*Extrait de la page*:
------------------------------
Souvenez-vous : au début de l’année, Grok était sous le feu des critiques après une mise à jour permettant de retoucher les photos de personnes réelles pour les mettre en bikini, en sous-vêtements ou dans des mises en scène sexualisées. La situation a rapidement dégénéré, certains arrivant à créer des images érotisées de mineurs ou des vidéos de femmes se faisant violenter. Apple a pourtant laissé l’application Grok sur l’App Store, ce qui a provoqué la colère de certains. L’entreprise s’est justifiée dans une lettre obtenue par NBC News, dans laquelle elle explique comment elle a géré l’affaire en coulisses.

Il faut dire que la dérive de l’assistant avait fait grand bruit. L’Indonésie et la Malaisie ont rapidement bloqué Grok sur leur territoire, et l'incident a mis la question des deepfakes sur la table dans plusieurs pays. Cupertino était restée étonnamment silencieuse sur la question malgré la pression sur les réseaux et les demandes de plusieurs sénateurs américains.
------------------------------
*Questions*:
(1) Reproduisez le passage de l'extrait sur Grok, en commençant à « Souvenez-vous : au » et en terminant à « l’affaire en coulisses. ».
(2) D'après l'extrait sur Grok, quel média a obtenu la lettre dans laquelle Apple se justifie ?
(3) Dans l'extrait sur Grok, relevez toutes les manières dont la mise à jour permettait de représenter des personnes réelles en retouchant leurs photos.
------------------------------
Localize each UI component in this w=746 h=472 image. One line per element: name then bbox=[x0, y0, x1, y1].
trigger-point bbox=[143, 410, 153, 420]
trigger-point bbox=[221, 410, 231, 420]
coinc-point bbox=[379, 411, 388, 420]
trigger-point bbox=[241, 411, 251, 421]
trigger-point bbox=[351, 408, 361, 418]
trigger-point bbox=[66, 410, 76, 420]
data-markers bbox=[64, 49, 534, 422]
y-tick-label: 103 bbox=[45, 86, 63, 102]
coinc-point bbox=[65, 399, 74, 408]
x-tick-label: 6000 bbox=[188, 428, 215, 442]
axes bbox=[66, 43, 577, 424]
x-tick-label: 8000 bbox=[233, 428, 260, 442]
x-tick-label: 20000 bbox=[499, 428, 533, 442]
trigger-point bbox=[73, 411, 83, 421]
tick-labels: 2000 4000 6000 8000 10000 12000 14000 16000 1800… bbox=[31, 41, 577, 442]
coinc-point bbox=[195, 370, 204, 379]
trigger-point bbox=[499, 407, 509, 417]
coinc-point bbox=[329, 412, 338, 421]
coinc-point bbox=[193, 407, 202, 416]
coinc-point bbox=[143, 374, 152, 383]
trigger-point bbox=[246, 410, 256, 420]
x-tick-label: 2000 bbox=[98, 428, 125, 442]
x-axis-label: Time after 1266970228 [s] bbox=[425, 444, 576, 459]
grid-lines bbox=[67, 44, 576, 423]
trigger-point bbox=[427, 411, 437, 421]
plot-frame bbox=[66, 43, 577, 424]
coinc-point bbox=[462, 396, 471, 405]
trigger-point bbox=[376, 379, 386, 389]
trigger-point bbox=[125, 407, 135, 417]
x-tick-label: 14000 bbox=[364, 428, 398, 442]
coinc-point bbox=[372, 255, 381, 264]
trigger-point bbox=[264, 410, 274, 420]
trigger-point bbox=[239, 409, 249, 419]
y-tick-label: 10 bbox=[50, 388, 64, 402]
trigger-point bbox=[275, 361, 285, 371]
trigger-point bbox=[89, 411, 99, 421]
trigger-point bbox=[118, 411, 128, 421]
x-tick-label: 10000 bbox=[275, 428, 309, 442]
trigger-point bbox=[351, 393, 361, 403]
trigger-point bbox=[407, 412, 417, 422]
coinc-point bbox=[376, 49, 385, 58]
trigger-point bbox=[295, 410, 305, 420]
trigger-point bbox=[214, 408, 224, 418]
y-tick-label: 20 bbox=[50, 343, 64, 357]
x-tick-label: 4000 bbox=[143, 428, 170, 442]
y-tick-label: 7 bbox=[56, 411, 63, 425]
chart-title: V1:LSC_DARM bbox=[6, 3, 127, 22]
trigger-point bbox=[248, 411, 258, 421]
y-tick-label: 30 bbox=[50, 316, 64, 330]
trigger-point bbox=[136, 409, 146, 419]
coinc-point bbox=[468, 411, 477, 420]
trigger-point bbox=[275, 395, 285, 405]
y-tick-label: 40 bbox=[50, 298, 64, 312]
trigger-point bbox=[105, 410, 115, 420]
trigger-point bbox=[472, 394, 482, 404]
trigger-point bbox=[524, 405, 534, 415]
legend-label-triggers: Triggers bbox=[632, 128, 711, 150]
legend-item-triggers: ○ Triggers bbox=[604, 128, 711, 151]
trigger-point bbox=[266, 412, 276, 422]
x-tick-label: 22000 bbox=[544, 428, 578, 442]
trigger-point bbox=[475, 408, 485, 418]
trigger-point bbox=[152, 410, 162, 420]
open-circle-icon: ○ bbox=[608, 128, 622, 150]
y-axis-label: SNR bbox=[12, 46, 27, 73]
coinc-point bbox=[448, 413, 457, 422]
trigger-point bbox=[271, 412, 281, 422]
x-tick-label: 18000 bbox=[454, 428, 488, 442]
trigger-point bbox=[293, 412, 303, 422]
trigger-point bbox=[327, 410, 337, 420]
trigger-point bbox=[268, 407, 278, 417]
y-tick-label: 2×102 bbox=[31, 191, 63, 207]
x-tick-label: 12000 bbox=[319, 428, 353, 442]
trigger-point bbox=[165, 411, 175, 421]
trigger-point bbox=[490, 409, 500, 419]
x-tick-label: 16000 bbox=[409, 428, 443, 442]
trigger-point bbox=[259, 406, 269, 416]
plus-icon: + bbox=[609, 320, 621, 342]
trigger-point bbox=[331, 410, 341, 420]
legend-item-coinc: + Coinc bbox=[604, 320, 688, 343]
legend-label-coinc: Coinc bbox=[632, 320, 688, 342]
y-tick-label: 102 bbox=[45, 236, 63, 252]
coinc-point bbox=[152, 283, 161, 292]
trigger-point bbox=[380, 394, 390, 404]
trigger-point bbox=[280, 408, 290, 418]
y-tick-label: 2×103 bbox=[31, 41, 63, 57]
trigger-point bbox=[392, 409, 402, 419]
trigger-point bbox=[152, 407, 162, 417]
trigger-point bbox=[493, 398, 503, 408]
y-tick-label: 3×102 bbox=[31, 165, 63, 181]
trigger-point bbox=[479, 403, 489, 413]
------------------------------
*Corrigés*:
(1)
Souvenez-vous : au début de l’année, Grok était sous le feu des critiques après une mise à jour permettant de retoucher les photos de personnes réelles pour les mettre en bikini, en sous-vêtements ou dans des mises en scène sexualisées. La situation a rapidement dégénéré, certains arrivant à créer des images érotisées de mineurs ou des vidéos de femmes se faisant violenter. Apple a pourtant laissé l’application Grok sur l’App Store, ce qui a provoqué la colère de certains. L’entreprise s’est justifiée dans une lettre obtenue par NBC News, dans laquelle elle explique comment elle a géré l’affaire en coulisses.

(2) NBC News.

(3) En bikini ; en sous-vêtements ; dans des mises en scène sexualisées.